■ REQUIRED WORK
Recast each line of the material below as a row in a Markdown table with two columns, No. and Line, numbering the rows and leaving out blank lines.

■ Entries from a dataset
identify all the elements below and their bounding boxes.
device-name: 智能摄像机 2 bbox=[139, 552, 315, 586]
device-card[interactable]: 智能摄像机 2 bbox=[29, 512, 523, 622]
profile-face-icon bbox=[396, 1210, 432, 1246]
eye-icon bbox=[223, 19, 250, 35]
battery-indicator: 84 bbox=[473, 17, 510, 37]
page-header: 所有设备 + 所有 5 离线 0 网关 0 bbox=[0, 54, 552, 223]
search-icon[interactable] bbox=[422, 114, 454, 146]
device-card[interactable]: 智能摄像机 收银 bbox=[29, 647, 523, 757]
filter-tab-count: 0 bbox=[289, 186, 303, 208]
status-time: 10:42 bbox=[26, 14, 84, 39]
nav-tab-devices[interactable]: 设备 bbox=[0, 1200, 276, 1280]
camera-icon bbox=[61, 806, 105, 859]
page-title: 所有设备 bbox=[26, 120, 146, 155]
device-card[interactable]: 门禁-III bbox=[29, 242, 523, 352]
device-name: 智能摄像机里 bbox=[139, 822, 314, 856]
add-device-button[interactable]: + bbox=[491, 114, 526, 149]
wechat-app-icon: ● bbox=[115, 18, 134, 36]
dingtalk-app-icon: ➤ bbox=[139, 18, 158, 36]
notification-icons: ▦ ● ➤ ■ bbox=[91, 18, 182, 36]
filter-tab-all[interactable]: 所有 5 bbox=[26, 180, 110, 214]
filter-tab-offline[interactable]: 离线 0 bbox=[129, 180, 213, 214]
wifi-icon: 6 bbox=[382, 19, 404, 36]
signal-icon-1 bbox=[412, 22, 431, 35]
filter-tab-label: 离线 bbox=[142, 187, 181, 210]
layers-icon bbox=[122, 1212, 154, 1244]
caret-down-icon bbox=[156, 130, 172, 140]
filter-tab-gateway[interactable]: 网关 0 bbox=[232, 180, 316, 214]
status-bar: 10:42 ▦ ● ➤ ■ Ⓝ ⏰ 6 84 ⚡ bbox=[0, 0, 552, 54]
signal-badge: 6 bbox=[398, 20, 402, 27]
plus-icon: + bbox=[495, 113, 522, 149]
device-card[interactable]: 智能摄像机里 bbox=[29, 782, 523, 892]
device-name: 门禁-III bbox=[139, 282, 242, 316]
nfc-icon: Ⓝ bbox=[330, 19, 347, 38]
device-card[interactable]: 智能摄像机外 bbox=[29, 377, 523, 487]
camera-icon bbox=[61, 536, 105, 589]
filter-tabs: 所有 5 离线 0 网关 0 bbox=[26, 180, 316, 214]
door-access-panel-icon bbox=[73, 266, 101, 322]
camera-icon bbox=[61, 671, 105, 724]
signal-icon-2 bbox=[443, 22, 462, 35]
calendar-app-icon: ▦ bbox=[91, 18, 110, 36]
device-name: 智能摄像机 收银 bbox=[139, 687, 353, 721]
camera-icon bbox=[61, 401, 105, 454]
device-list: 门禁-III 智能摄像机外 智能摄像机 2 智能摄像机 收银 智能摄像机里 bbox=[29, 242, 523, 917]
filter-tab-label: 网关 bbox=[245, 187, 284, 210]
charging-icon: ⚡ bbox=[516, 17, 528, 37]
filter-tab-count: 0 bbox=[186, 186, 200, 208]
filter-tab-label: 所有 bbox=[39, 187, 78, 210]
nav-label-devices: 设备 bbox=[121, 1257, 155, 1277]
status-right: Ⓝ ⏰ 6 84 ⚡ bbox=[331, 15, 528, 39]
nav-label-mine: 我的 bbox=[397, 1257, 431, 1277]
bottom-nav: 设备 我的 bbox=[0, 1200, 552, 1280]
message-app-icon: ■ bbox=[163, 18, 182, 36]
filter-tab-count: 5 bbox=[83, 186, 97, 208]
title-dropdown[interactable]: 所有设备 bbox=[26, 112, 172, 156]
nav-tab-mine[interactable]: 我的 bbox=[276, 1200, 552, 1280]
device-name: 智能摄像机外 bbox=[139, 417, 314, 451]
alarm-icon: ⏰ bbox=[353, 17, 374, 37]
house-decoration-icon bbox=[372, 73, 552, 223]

■ WORKED ANSWER
| No. | Line |
|---|---|
| 1 | identify all the elements below and their bounding boxes. |
| 2 | device-name: 智能摄像机 2 bbox=[139, 552, 315, 586] |
| 3 | device-card[interactable]: 智能摄像机 2 bbox=[29, 512, 523, 622] |
| 4 | profile-face-icon bbox=[396, 1210, 432, 1246] |
| 5 | eye-icon bbox=[223, 19, 250, 35] |
| 6 | battery-indicator: 84 bbox=[473, 17, 510, 37] |
| 7 | page-header: 所有设备 + 所有 5 离线 0 网关 0 bbox=[0, 54, 552, 223] |
| 8 | search-icon[interactable] bbox=[422, 114, 454, 146] |
| 9 | device-card[interactable]: 智能摄像机 收银 bbox=[29, 647, 523, 757] |
| 10 | filter-tab-count: 0 bbox=[289, 186, 303, 208] |
| 11 | status-time: 10:42 bbox=[26, 14, 84, 39] |
| 12 | nav-tab-devices[interactable]: 设备 bbox=[0, 1200, 276, 1280] |
| 13 | camera-icon bbox=[61, 806, 105, 859] |
| 14 | page-title: 所有设备 bbox=[26, 120, 146, 155] |
| 15 | device-card[interactable]: 门禁-III bbox=[29, 242, 523, 352] |
| 16 | device-name: 智能摄像机里 bbox=[139, 822, 314, 856] |
| 17 | add-device-button[interactable]: + bbox=[491, 114, 526, 149] |
| 18 | wechat-app-icon: ● bbox=[115, 18, 134, 36] |
| 19 | dingtalk-app-icon: ➤ bbox=[139, 18, 158, 36] |
| 20 | notification-icons: ▦ ● ➤ ■ bbox=[91, 18, 182, 36] |
| 21 | filter-tab-all[interactable]: 所有 5 bbox=[26, 180, 110, 214] |
| 22 | filter-tab-offline[interactable]: 离线 0 bbox=[129, 180, 213, 214] |
| 23 | wifi-icon: 6 bbox=[382, 19, 404, 36] |
| 24 | signal-icon-1 bbox=[412, 22, 431, 35] |
| 25 | filter-tab-label: 离线 bbox=[142, 187, 181, 210] |
| 26 | layers-icon bbox=[122, 1212, 154, 1244] |
| 27 | caret-down-icon bbox=[156, 130, 172, 140] |
| 28 | filter-tab-gateway[interactable]: 网关 0 bbox=[232, 180, 316, 214] |
| 29 | status-bar: 10:42 ▦ ● ➤ ■ Ⓝ ⏰ 6 84 ⚡ bbox=[0, 0, 552, 54] |
| 30 | signal-badge: 6 bbox=[398, 20, 402, 27] |
| 31 | plus-icon: + bbox=[495, 113, 522, 149] |
| 32 | device-card[interactable]: 智能摄像机里 bbox=[29, 782, 523, 892] |
| 33 | device-name: 门禁-III bbox=[139, 282, 242, 316] |
| 34 | nfc-icon: Ⓝ bbox=[330, 19, 347, 38] |
| 35 | device-card[interactable]: 智能摄像机外 bbox=[29, 377, 523, 487] |
| 36 | camera-icon bbox=[61, 536, 105, 589] |
| 37 | filter-tabs: 所有 5 离线 0 网关 0 bbox=[26, 180, 316, 214] |
| 38 | door-access-panel-icon bbox=[73, 266, 101, 322] |
| 39 | camera-icon bbox=[61, 671, 105, 724] |
| 40 | signal-icon-2 bbox=[443, 22, 462, 35] |
| 41 | calendar-app-icon: ▦ bbox=[91, 18, 110, 36] |
| 42 | device-name: 智能摄像机 收银 bbox=[139, 687, 353, 721] |
| 43 | camera-icon bbox=[61, 401, 105, 454] |
| 44 | device-list: 门禁-III 智能摄像机外 智能摄像机 2 智能摄像机 收银 智能摄像机里 bbox=[29, 242, 523, 917] |
| 45 | filter-tab-label: 网关 bbox=[245, 187, 284, 210] |
| 46 | charging-icon: ⚡ bbox=[516, 17, 528, 37] |
| 47 | filter-tab-count: 0 bbox=[186, 186, 200, 208] |
| 48 | filter-tab-label: 所有 bbox=[39, 187, 78, 210] |
| 49 | nav-label-devices: 设备 bbox=[121, 1257, 155, 1277] |
| 50 | status-right: Ⓝ ⏰ 6 84 ⚡ bbox=[331, 15, 528, 39] |
| 51 | nav-label-mine: 我的 bbox=[397, 1257, 431, 1277] |
| 52 | bottom-nav: 设备 我的 bbox=[0, 1200, 552, 1280] |
| 53 | message-app-icon: ■ bbox=[163, 18, 182, 36] |
| 54 | filter-tab-count: 5 bbox=[83, 186, 97, 208] |
| 55 | title-dropdown[interactable]: 所有设备 bbox=[26, 112, 172, 156] |
| 56 | nav-tab-mine[interactable]: 我的 bbox=[276, 1200, 552, 1280] |
| 57 | device-name: 智能摄像机外 bbox=[139, 417, 314, 451] |
| 58 | alarm-icon: ⏰ bbox=[353, 17, 374, 37] |
| 59 | house-decoration-icon bbox=[372, 73, 552, 223] |